Exercise prompt:
Using the entries that follow, collect the lines where the word "digit" appears.

════

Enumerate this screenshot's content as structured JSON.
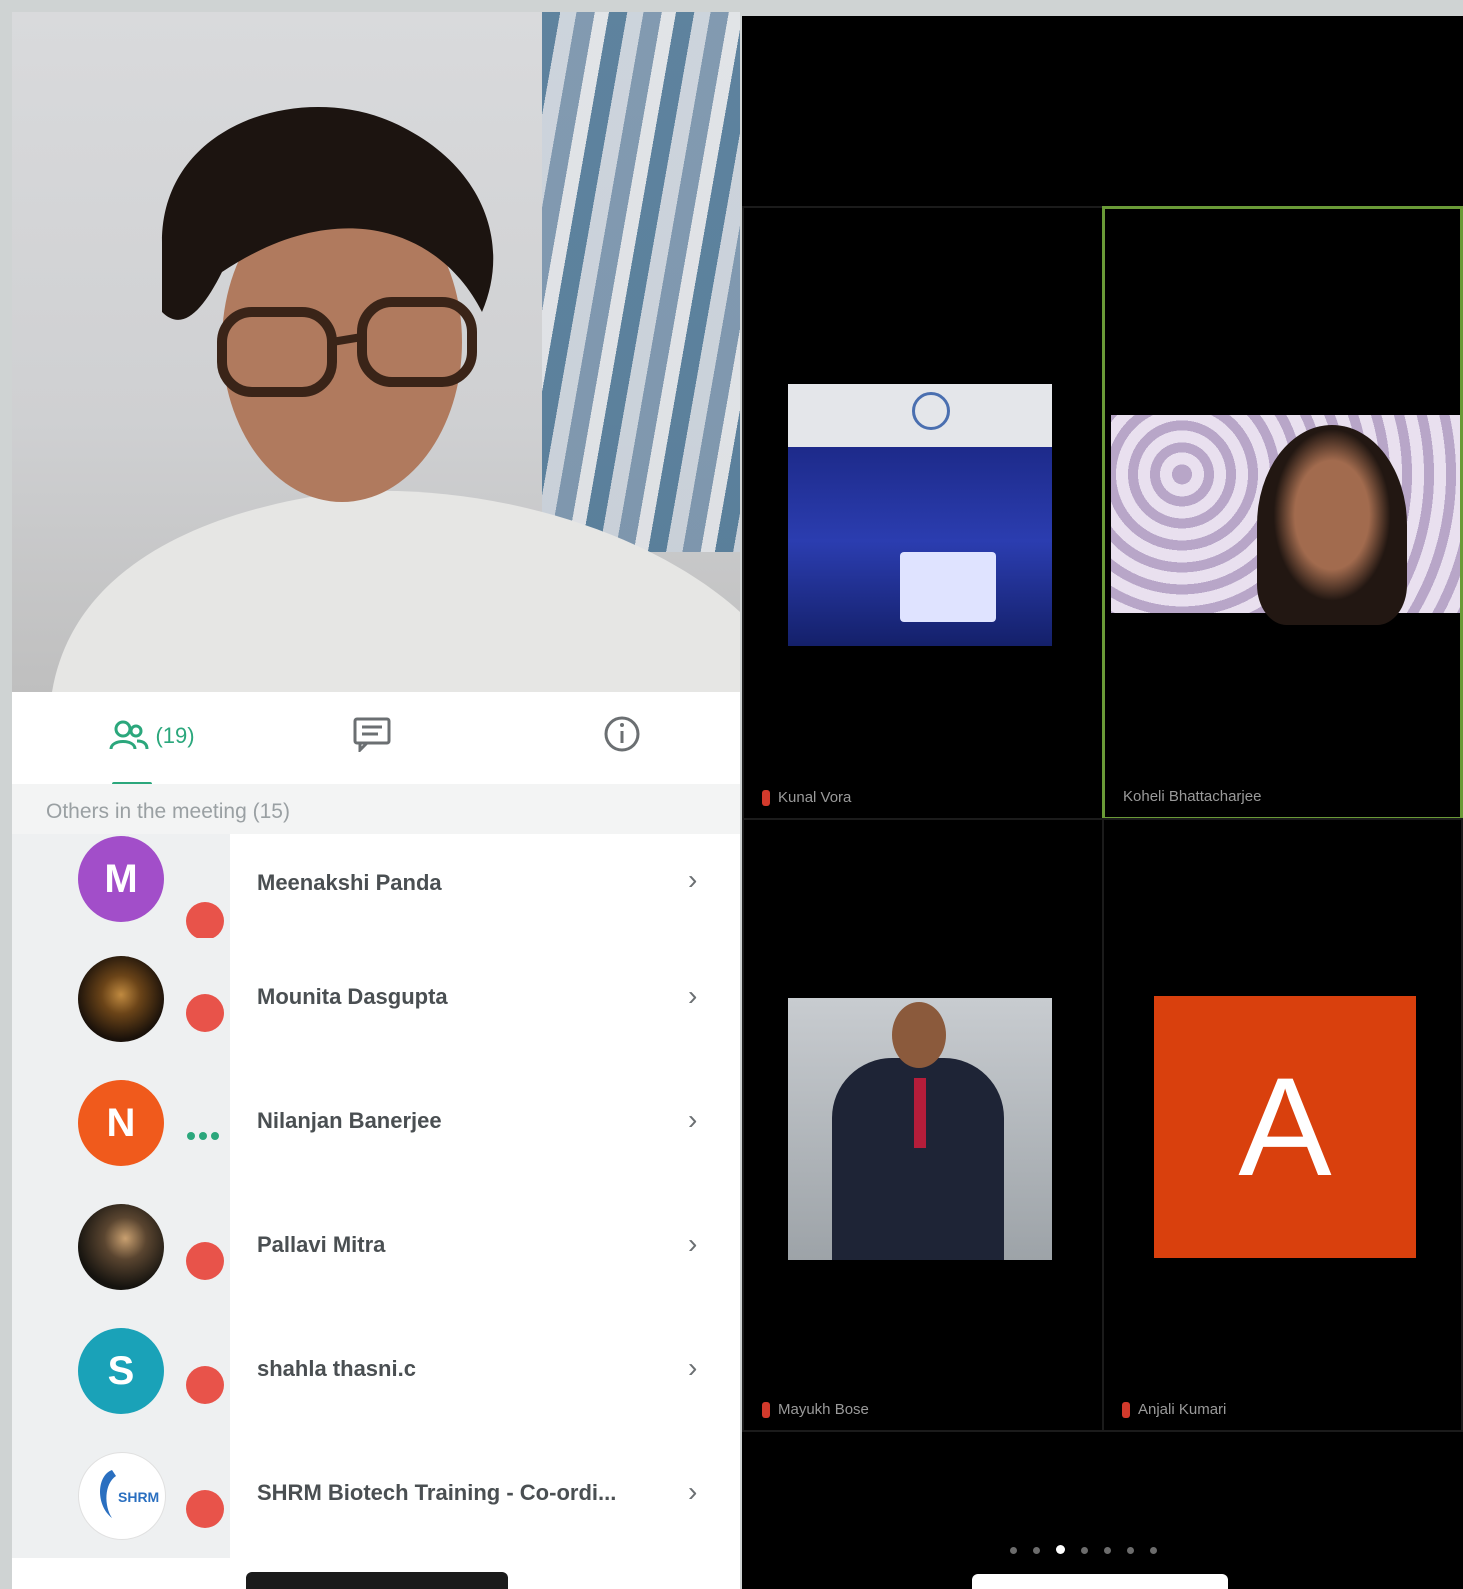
{
  "participants_panel": {
    "tabs": {
      "people_count": "(19)"
    },
    "section_header": "Others in the meeting (15)",
    "participants": [
      {
        "name": "Meenakshi Panda",
        "initial": "M",
        "avatar_color": "#a24ec9",
        "status": "muted"
      },
      {
        "name": "Mounita Dasgupta",
        "initial": "",
        "avatar_color": "#3a2a18",
        "status": "muted"
      },
      {
        "name": "Nilanjan Banerjee",
        "initial": "N",
        "avatar_color": "#f05a1c",
        "status": "speaking"
      },
      {
        "name": "Pallavi Mitra",
        "initial": "",
        "avatar_color": "#2b2b24",
        "status": "muted"
      },
      {
        "name": "shahla thasni.c",
        "initial": "S",
        "avatar_color": "#1aa2b8",
        "status": "muted"
      },
      {
        "name": "SHRM Biotech Training - Co-ordi...",
        "initial": "",
        "avatar_color": "#ffffff",
        "status": "muted"
      }
    ]
  },
  "video_grid": {
    "tiles": [
      {
        "name": "Kunal Vora",
        "muted": true,
        "active": false
      },
      {
        "name": "Koheli Bhattacharjee",
        "muted": false,
        "active": true
      },
      {
        "name": "Mayukh Bose",
        "muted": true,
        "active": false
      },
      {
        "name": "Anjali Kumari",
        "muted": true,
        "active": false,
        "avatar_letter": "A",
        "avatar_color": "#d9400d"
      }
    ],
    "page_count": 7,
    "current_page": 3
  },
  "colors": {
    "accent": "#2ba77c",
    "muted_badge": "#e8534a",
    "active_border": "#6a9a37"
  }
}
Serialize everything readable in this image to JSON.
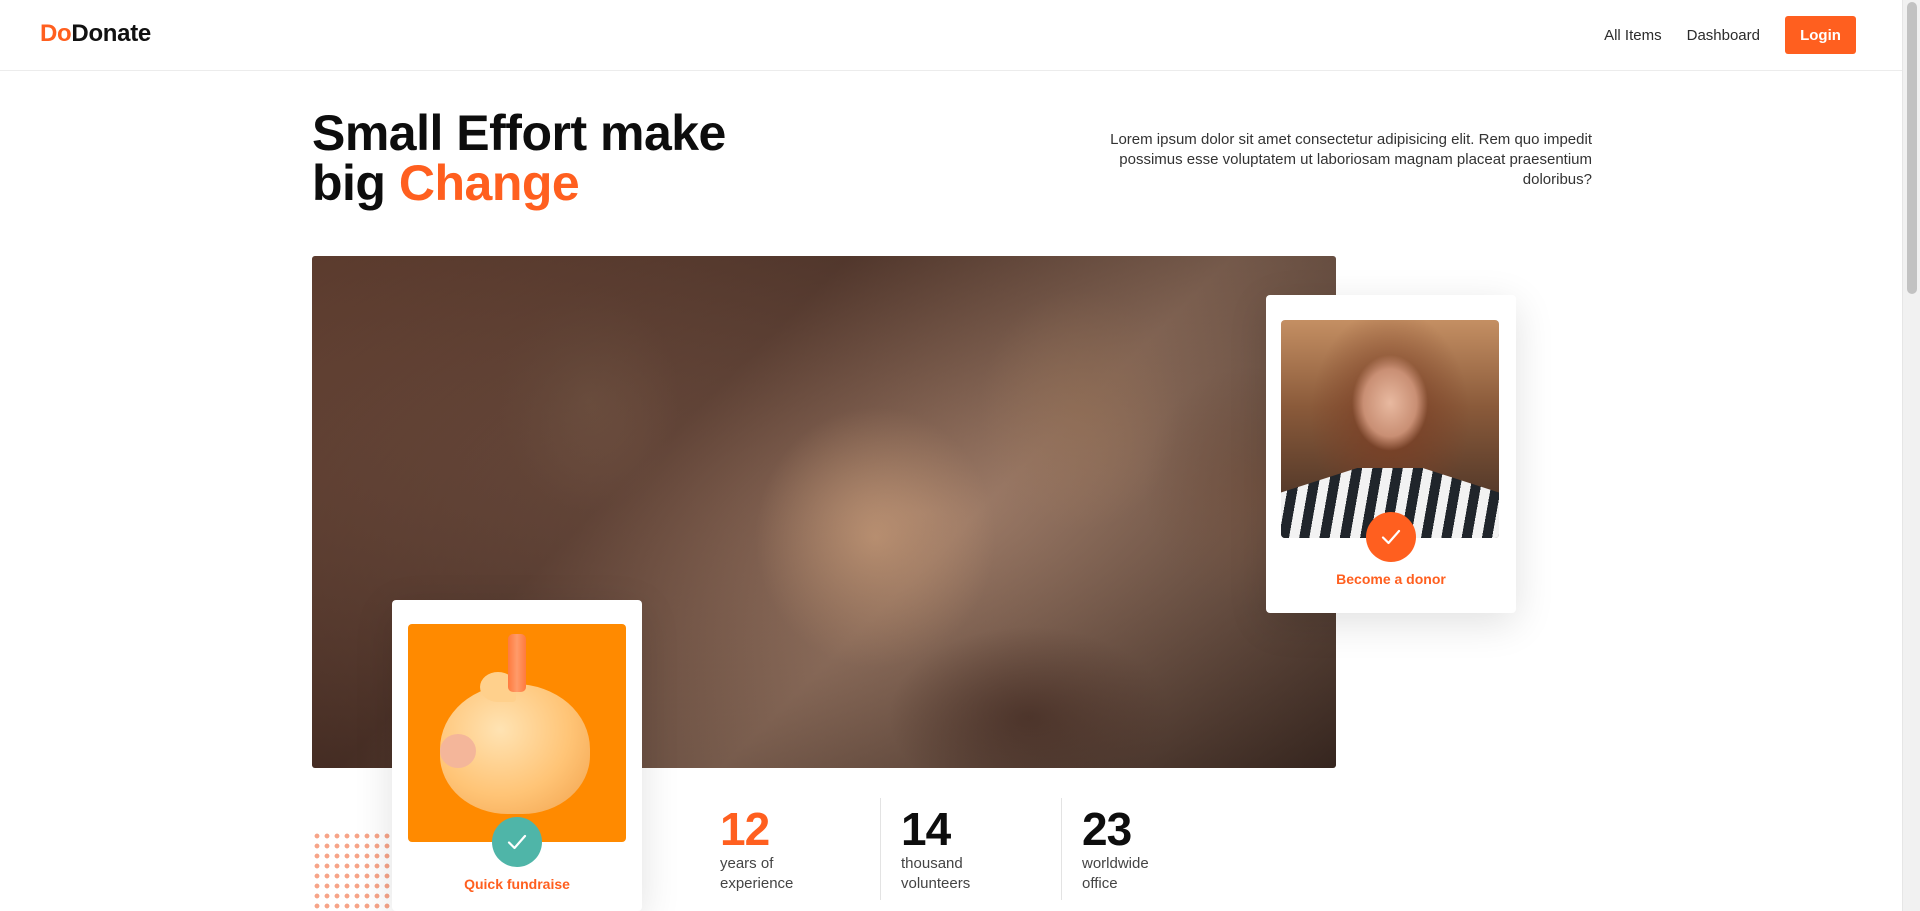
{
  "brand": {
    "prefix": "Do",
    "suffix": "Donate"
  },
  "nav": {
    "items": [
      {
        "label": "All Items"
      },
      {
        "label": "Dashboard"
      }
    ],
    "login_label": "Login"
  },
  "hero": {
    "title_line1": "Small Effort make",
    "title_line2_prefix": "big ",
    "title_line2_accent": "Change",
    "description": "Lorem ipsum dolor sit amet consectetur adipisicing elit. Rem quo impedit possimus esse voluptatem ut laboriosam magnam placeat praesentium doloribus?"
  },
  "cards": {
    "donor_label": "Become a donor",
    "fundraise_label": "Quick fundraise"
  },
  "stats": [
    {
      "number": "12",
      "caption_line1": "years of",
      "caption_line2": "experience",
      "color": "#ff5f1f"
    },
    {
      "number": "14",
      "caption_line1": "thousand",
      "caption_line2": "volunteers",
      "color": "#0d0d0d"
    },
    {
      "number": "23",
      "caption_line1": "worldwide",
      "caption_line2": "office",
      "color": "#0d0d0d"
    }
  ],
  "colors": {
    "accent": "#ff5f1f",
    "teal": "#4fb5a8",
    "fund_bg": "#ff8a00"
  },
  "icons": {
    "donor_check": "check-icon",
    "fund_check": "check-icon"
  }
}
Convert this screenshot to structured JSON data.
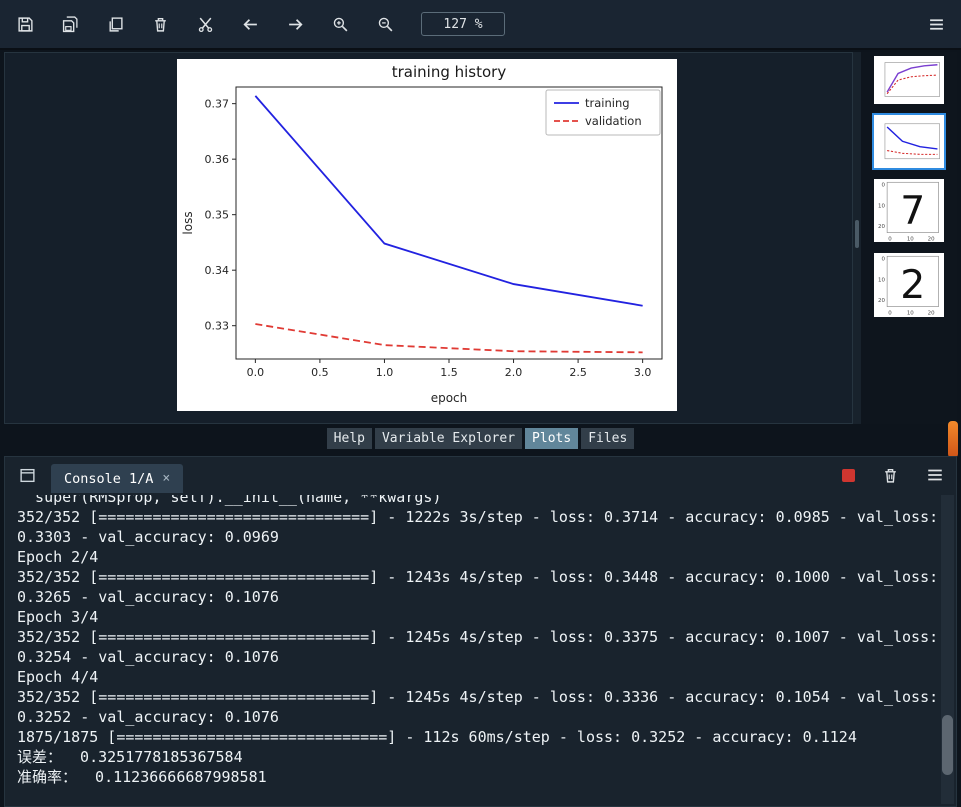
{
  "toolbar": {
    "zoom_level": "127 %",
    "icons": [
      "save",
      "save-all",
      "copy",
      "delete",
      "cut",
      "back",
      "forward",
      "zoom-in",
      "zoom-out",
      "options-menu"
    ]
  },
  "pane_tabs": [
    {
      "label": "Help",
      "selected": false
    },
    {
      "label": "Variable Explorer",
      "selected": false
    },
    {
      "label": "Plots",
      "selected": true
    },
    {
      "label": "Files",
      "selected": false
    }
  ],
  "plots": {
    "thumbnails": [
      {
        "name": "plot-thumbnail-accuracy",
        "kind": "line-up",
        "selected": false
      },
      {
        "name": "plot-thumbnail-loss",
        "kind": "line-down",
        "selected": true
      },
      {
        "name": "plot-thumbnail-digit-7",
        "kind": "digit",
        "digit": "7",
        "selected": false
      },
      {
        "name": "plot-thumbnail-digit-2",
        "kind": "digit",
        "digit": "2",
        "selected": false
      }
    ]
  },
  "chart_data": {
    "type": "line",
    "title": "training history",
    "xlabel": "epoch",
    "ylabel": "loss",
    "xlim": [
      -0.15,
      3.15
    ],
    "ylim": [
      0.324,
      0.373
    ],
    "xticks": {
      "values": [
        0,
        0.5,
        1,
        1.5,
        2,
        2.5,
        3
      ],
      "labels": [
        "0.0",
        "0.5",
        "1.0",
        "1.5",
        "2.0",
        "2.5",
        "3.0"
      ]
    },
    "yticks": {
      "values": [
        0.33,
        0.34,
        0.35,
        0.36,
        0.37
      ],
      "labels": [
        "0.33",
        "0.34",
        "0.35",
        "0.36",
        "0.37"
      ]
    },
    "legend_position": "upper right",
    "grid": false,
    "series": [
      {
        "name": "training",
        "color": "#2222e0",
        "style": "solid",
        "x": [
          0,
          1,
          2,
          3
        ],
        "values": [
          0.3714,
          0.3448,
          0.3375,
          0.3336
        ]
      },
      {
        "name": "validation",
        "color": "#e03a34",
        "style": "dashed",
        "x": [
          0,
          1,
          2,
          3
        ],
        "values": [
          0.3303,
          0.3265,
          0.3254,
          0.3252
        ]
      }
    ]
  },
  "console": {
    "tab_label": "Console 1/A",
    "tab_close": "×",
    "icons": [
      "stop",
      "remove-console",
      "options-menu"
    ],
    "lines": [
      "  super(RMSprop, self).__init__(name, **kwargs)",
      "352/352 [==============================] - 1222s 3s/step - loss: 0.3714 - accuracy: 0.0985 - val_loss:",
      "0.3303 - val_accuracy: 0.0969",
      "Epoch 2/4",
      "352/352 [==============================] - 1243s 4s/step - loss: 0.3448 - accuracy: 0.1000 - val_loss:",
      "0.3265 - val_accuracy: 0.1076",
      "Epoch 3/4",
      "352/352 [==============================] - 1245s 4s/step - loss: 0.3375 - accuracy: 0.1007 - val_loss:",
      "0.3254 - val_accuracy: 0.1076",
      "Epoch 4/4",
      "352/352 [==============================] - 1245s 4s/step - loss: 0.3336 - accuracy: 0.1054 - val_loss:",
      "0.3252 - val_accuracy: 0.1076",
      "1875/1875 [==============================] - 112s 60ms/step - loss: 0.3252 - accuracy: 0.1124",
      "误差：  0.3251778185367584",
      "准确率：  0.11236666687998581"
    ]
  }
}
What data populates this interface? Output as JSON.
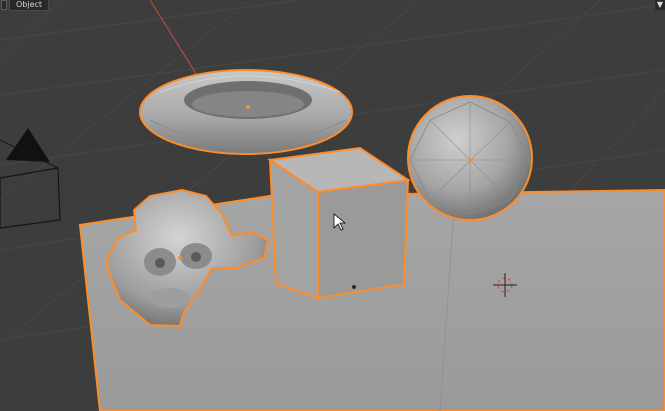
{
  "header": {
    "mode_label": "Object"
  },
  "colors": {
    "selection_outline": "#ff8c2a",
    "viewport_bg": "#3d3d3d",
    "object_gray": "#a9a9a9",
    "axis_x_red": "#b94444",
    "axis_y_green": "#6e9e3c"
  },
  "icons": {
    "mode": "object-mode-icon",
    "corner": "widget-icon",
    "cursor": "mouse-pointer-icon",
    "cursor3d": "3d-cursor-icon",
    "camera": "camera-icon"
  }
}
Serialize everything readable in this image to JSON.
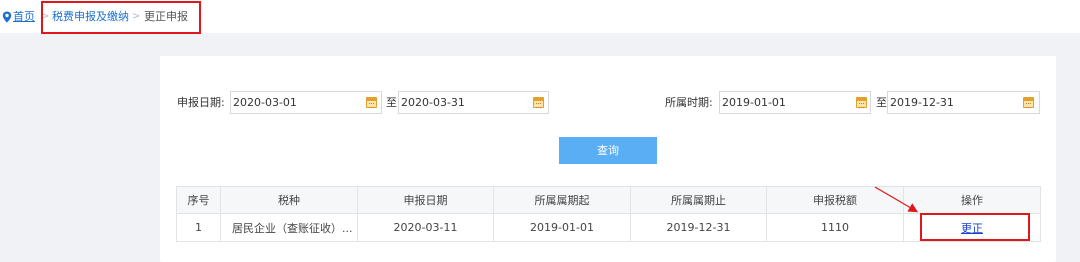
{
  "breadcrumb": {
    "home": "首页",
    "separator": ">",
    "section": "税费申报及缴纳",
    "current": "更正申报"
  },
  "filters": {
    "declare_date_label": "申报日期:",
    "declare_date_from": "2020-03-01",
    "declare_date_to": "2020-03-31",
    "to_label": "至",
    "period_label": "所属时期:",
    "period_from": "2019-01-01",
    "period_to": "2019-12-31"
  },
  "query_button": "查询",
  "table": {
    "headers": [
      "序号",
      "税种",
      "申报日期",
      "所属属期起",
      "所属属期止",
      "申报税额",
      "操作"
    ],
    "rows": [
      {
        "index": "1",
        "tax_type": "居民企业（查账征收）...",
        "declare_date": "2020-03-11",
        "period_start": "2019-01-01",
        "period_end": "2019-12-31",
        "amount": "1110",
        "action": "更正"
      }
    ]
  },
  "colors": {
    "accent_blue": "#5aaef4",
    "link_blue": "#1a6fd1",
    "highlight_red": "#e0161d",
    "calendar_orange": "#e2a12a"
  },
  "icons": [
    "location-pin-icon",
    "calendar-icon"
  ]
}
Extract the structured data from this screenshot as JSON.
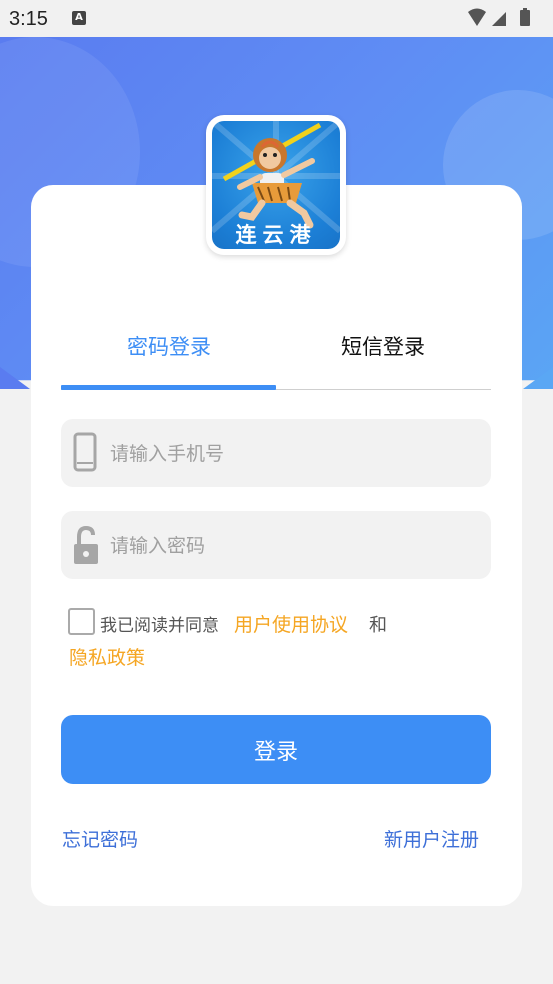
{
  "status_bar": {
    "time": "3:15",
    "notification_icon": "a-icon"
  },
  "tabs": [
    {
      "label": "密码登录",
      "active": true
    },
    {
      "label": "短信登录",
      "active": false
    }
  ],
  "form": {
    "phone_placeholder": "请输入手机号",
    "password_placeholder": "请输入密码"
  },
  "agreement": {
    "prefix": "我已阅读并同意",
    "user_agreement": "用户使用协议",
    "conjunction": "和",
    "privacy_policy": "隐私政策"
  },
  "login_button": "登录",
  "links": {
    "forgot_password": "忘记密码",
    "register": "新用户注册"
  },
  "logo_text": "连云港",
  "colors": {
    "primary": "#3d8ef5",
    "link_orange": "#f5a623",
    "header_blue": "#5f8df4"
  }
}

════

Task answer:
        "name": "plot-thumbnail-digit-7",
        "kind": "digit",
        "digit": "7",
        "name": "plot-thumbnail-digit-2",
        "kind": "digit",
        "digit": "2",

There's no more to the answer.